Filter the entries below, keeping only lines with the word "text".

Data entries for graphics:
——————————

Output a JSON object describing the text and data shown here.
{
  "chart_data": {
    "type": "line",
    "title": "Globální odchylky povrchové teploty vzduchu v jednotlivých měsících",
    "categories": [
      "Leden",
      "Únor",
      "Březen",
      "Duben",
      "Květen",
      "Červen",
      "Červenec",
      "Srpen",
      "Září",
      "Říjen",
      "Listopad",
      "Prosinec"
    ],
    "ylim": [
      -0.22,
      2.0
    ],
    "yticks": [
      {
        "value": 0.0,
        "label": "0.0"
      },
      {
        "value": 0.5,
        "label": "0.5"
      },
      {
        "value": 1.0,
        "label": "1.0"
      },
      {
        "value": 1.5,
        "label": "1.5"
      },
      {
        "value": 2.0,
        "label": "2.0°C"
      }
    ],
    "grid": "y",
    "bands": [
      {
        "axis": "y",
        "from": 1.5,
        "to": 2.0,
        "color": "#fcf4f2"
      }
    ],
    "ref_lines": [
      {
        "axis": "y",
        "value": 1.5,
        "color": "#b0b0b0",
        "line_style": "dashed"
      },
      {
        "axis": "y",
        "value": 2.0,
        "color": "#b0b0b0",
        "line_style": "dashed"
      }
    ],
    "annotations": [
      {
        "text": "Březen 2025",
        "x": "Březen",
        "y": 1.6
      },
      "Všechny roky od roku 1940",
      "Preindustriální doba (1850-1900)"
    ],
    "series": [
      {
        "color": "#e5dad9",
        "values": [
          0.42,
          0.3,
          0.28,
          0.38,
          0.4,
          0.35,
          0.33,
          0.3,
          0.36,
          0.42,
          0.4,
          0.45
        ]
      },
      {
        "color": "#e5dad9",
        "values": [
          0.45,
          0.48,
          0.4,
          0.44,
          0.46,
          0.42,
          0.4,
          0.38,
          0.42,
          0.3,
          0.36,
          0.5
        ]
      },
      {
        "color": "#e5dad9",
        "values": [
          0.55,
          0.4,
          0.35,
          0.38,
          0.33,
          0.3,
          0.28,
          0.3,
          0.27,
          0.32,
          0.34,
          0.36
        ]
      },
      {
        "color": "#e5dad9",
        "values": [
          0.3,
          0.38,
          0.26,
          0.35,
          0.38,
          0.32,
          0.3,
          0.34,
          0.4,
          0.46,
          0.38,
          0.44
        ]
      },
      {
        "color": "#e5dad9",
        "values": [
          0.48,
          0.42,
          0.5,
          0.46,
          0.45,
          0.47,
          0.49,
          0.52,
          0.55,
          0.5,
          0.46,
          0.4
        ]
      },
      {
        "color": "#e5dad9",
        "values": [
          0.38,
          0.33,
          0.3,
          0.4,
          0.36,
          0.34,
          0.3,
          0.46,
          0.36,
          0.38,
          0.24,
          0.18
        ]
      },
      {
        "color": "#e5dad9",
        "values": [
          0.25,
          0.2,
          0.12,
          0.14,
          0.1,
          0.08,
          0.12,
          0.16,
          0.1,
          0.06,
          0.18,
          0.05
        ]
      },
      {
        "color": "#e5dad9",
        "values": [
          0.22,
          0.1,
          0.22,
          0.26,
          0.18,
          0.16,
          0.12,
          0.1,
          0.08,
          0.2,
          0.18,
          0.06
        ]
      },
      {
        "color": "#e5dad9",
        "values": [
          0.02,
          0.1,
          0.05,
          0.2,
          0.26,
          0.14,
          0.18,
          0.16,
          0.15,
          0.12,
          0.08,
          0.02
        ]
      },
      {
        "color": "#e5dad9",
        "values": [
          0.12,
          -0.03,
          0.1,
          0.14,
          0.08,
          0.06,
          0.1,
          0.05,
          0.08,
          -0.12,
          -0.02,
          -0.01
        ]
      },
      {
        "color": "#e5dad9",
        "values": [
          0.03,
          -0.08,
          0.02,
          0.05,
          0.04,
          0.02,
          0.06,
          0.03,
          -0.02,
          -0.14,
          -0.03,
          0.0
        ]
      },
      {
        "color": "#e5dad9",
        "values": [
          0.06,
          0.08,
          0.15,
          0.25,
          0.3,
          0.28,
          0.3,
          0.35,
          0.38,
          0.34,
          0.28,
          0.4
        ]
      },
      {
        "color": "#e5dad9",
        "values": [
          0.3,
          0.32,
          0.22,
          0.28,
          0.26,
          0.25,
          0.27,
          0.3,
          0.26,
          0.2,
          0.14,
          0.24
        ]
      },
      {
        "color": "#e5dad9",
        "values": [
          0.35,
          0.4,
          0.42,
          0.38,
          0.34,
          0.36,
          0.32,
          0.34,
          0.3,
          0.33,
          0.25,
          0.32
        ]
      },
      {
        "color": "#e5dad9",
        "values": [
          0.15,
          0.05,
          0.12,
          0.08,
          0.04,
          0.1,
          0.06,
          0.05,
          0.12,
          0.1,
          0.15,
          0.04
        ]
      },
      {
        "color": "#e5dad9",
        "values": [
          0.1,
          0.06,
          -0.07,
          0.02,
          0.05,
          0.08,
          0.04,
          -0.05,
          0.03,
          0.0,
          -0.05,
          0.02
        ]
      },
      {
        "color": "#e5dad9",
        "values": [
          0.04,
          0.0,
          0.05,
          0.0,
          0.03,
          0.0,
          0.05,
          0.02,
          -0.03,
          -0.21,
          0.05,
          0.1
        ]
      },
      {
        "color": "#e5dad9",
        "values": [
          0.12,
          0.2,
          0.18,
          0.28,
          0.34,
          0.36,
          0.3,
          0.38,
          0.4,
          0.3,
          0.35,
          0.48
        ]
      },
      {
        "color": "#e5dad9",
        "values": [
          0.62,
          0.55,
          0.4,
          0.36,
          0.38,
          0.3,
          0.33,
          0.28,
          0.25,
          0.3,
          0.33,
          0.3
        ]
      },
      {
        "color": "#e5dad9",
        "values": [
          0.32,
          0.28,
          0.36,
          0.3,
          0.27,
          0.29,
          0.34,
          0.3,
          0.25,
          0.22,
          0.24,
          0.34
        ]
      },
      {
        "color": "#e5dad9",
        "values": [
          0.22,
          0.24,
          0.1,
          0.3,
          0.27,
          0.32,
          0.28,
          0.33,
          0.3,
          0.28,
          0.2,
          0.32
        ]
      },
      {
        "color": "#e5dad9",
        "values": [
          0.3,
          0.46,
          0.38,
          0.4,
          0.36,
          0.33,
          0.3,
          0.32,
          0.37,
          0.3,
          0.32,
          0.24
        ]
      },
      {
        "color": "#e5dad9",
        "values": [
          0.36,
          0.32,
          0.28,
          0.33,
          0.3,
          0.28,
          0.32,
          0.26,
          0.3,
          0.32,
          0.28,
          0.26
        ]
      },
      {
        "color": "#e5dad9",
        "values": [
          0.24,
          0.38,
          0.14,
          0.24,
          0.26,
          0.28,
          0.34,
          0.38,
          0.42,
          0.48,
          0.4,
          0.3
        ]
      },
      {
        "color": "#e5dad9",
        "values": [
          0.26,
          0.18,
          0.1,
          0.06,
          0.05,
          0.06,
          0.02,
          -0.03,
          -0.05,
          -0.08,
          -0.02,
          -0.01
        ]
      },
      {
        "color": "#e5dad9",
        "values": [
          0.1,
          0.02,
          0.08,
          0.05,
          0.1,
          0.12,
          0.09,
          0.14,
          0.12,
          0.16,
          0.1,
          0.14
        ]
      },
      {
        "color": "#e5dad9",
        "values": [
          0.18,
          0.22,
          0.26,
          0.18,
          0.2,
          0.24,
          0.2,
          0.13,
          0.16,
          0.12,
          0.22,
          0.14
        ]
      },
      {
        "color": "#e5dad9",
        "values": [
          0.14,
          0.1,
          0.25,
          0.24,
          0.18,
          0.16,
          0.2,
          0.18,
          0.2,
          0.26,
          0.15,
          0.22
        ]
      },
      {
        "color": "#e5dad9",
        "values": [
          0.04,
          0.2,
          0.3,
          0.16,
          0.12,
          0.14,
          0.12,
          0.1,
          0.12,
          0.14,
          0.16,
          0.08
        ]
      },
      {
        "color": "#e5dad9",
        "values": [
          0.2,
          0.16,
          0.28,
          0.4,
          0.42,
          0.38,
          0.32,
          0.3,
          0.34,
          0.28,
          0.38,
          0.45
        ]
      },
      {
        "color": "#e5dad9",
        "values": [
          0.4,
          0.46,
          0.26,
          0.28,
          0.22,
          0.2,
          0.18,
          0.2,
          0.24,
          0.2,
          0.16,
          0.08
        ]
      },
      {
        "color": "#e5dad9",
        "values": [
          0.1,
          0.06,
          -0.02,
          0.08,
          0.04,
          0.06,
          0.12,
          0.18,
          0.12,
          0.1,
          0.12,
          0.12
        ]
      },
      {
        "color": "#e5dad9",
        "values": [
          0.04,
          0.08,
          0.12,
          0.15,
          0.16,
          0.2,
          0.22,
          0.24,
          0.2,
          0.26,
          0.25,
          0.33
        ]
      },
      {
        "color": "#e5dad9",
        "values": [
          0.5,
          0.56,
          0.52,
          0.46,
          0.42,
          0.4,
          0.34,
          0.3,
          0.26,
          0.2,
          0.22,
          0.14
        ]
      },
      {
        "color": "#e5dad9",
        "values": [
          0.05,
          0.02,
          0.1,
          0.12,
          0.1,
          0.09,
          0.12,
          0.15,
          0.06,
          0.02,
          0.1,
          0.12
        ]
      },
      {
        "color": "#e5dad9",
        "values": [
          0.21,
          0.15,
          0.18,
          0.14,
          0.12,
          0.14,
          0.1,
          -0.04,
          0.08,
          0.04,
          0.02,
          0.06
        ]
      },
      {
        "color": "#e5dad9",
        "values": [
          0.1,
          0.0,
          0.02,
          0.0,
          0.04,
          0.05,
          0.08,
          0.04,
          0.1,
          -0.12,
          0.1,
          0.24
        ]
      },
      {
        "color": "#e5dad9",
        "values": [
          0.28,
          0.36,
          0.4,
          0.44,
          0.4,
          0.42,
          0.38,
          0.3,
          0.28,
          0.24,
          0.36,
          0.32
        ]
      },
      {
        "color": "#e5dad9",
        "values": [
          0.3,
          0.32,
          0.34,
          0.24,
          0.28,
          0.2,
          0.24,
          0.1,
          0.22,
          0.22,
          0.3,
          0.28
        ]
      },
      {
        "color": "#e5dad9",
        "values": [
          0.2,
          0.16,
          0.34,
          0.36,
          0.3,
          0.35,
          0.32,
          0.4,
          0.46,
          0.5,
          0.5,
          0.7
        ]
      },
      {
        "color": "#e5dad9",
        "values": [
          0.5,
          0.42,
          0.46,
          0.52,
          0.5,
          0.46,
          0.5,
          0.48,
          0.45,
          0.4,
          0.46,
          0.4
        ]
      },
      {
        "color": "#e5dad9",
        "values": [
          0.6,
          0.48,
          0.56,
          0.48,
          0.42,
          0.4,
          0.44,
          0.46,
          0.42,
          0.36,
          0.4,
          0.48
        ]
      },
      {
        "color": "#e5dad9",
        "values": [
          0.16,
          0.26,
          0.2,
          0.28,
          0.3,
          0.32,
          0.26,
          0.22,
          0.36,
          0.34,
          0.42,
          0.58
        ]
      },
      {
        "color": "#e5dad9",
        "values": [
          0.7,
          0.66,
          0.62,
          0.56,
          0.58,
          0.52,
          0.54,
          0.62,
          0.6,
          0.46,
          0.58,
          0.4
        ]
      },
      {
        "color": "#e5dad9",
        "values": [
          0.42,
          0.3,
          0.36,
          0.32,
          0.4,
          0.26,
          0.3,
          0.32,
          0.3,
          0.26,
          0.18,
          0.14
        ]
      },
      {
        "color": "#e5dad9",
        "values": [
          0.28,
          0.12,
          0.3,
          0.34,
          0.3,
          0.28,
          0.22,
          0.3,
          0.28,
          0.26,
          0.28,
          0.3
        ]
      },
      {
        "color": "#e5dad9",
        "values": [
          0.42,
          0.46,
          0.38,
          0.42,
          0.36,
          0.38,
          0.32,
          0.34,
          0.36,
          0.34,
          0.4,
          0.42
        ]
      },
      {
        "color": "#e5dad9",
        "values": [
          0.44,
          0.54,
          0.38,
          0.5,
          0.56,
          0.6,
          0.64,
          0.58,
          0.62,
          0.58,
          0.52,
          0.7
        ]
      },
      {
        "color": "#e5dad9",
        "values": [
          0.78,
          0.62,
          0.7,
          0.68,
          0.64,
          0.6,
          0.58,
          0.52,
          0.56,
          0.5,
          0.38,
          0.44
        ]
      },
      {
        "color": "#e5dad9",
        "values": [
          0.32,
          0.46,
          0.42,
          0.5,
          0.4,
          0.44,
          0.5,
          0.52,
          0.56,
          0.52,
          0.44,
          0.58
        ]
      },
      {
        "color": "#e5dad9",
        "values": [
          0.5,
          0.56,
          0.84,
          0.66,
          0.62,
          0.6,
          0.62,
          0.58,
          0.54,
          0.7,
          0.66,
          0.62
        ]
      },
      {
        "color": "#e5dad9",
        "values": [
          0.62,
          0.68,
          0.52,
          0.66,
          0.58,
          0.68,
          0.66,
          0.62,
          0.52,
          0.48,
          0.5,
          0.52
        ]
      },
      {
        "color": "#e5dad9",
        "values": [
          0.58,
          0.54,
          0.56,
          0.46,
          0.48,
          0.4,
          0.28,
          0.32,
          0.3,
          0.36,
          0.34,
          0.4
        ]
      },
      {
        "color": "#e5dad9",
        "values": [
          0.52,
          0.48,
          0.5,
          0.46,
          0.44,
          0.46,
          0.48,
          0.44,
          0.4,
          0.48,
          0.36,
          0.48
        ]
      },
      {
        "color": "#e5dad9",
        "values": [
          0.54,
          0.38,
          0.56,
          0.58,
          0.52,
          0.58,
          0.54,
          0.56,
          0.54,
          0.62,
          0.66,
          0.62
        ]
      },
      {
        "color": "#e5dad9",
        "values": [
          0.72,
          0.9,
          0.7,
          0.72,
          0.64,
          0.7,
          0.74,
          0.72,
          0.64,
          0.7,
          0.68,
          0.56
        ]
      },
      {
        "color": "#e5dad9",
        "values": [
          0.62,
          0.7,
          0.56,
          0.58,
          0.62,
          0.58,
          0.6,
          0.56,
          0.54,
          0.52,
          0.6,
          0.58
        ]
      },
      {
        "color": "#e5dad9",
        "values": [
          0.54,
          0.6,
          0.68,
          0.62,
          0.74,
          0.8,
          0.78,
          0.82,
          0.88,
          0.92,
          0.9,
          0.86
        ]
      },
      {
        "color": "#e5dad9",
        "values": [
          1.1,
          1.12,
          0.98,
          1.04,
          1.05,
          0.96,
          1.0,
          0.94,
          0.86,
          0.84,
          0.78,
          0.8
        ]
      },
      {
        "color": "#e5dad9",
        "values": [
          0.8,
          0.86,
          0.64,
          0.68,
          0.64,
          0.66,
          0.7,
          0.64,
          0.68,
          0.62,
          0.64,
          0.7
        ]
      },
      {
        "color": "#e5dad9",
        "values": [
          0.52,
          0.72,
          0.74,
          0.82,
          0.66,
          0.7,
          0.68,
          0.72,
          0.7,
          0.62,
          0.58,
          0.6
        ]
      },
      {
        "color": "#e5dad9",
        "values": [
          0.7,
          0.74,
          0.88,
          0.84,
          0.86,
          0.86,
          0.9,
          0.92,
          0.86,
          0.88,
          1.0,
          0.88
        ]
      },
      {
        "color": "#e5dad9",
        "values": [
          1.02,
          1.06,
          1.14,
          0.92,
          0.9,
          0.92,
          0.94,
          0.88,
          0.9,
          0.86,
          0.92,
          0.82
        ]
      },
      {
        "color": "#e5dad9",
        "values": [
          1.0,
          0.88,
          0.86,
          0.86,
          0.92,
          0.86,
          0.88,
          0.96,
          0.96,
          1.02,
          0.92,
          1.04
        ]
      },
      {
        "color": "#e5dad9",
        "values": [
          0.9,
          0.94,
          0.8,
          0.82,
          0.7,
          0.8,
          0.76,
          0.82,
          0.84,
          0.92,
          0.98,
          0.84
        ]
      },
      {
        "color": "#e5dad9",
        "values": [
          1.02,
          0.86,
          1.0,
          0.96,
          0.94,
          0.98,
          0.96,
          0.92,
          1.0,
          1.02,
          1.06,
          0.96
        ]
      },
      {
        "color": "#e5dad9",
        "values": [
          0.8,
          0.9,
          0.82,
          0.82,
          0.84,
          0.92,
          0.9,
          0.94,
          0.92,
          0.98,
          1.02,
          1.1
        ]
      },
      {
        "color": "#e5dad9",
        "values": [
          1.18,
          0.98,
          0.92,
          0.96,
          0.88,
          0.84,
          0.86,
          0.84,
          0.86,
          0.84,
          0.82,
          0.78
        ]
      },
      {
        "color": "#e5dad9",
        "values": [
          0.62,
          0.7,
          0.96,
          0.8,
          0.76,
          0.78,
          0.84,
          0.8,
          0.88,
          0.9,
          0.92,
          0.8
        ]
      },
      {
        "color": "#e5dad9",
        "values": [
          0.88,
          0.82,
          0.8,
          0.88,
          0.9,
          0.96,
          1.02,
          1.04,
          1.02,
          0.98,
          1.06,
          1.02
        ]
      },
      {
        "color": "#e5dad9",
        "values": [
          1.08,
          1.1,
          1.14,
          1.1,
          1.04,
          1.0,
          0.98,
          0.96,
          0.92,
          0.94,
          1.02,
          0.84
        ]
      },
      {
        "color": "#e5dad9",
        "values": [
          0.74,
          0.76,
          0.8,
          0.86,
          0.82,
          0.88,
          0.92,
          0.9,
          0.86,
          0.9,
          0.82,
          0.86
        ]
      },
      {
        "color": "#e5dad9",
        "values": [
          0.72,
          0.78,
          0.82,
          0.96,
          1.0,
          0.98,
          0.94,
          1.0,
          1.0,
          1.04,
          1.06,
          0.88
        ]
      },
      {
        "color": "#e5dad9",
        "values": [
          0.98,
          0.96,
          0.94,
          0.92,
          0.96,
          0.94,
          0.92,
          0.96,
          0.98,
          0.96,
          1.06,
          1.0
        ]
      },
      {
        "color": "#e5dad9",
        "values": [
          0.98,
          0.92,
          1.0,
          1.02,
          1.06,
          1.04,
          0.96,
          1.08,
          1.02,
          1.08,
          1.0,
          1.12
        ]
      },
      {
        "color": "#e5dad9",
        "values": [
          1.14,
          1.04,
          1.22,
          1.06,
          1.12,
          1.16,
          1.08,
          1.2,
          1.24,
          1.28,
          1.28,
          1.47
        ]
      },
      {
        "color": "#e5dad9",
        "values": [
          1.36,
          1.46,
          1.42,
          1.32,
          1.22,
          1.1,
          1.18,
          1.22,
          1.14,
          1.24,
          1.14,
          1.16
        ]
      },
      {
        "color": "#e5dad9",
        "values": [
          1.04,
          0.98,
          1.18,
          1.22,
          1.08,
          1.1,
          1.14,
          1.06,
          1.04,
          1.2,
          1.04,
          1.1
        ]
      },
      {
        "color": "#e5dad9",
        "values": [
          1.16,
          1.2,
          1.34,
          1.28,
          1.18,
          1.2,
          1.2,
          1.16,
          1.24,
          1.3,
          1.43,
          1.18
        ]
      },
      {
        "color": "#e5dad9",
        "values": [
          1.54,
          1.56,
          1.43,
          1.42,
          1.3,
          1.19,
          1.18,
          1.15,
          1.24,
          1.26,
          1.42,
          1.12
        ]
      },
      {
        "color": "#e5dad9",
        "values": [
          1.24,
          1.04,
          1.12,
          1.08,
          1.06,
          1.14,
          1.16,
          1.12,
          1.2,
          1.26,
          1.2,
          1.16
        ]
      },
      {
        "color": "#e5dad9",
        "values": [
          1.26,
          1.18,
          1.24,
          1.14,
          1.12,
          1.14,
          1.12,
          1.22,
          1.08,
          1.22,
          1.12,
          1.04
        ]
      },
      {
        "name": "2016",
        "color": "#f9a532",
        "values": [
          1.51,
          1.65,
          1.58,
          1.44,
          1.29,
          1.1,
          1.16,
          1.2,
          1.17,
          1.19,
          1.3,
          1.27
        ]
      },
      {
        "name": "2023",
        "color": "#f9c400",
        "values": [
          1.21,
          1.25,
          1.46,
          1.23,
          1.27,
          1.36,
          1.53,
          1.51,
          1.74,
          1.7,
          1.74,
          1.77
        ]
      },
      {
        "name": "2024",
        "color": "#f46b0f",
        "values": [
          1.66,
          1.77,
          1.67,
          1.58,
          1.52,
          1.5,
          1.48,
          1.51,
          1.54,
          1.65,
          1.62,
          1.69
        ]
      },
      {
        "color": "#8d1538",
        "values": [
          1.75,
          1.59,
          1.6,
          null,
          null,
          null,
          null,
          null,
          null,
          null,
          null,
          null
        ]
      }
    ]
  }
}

——————————

### Output of the exercise
Output a JSON object describing the text and data shown here.
        "text": "Březen 2025",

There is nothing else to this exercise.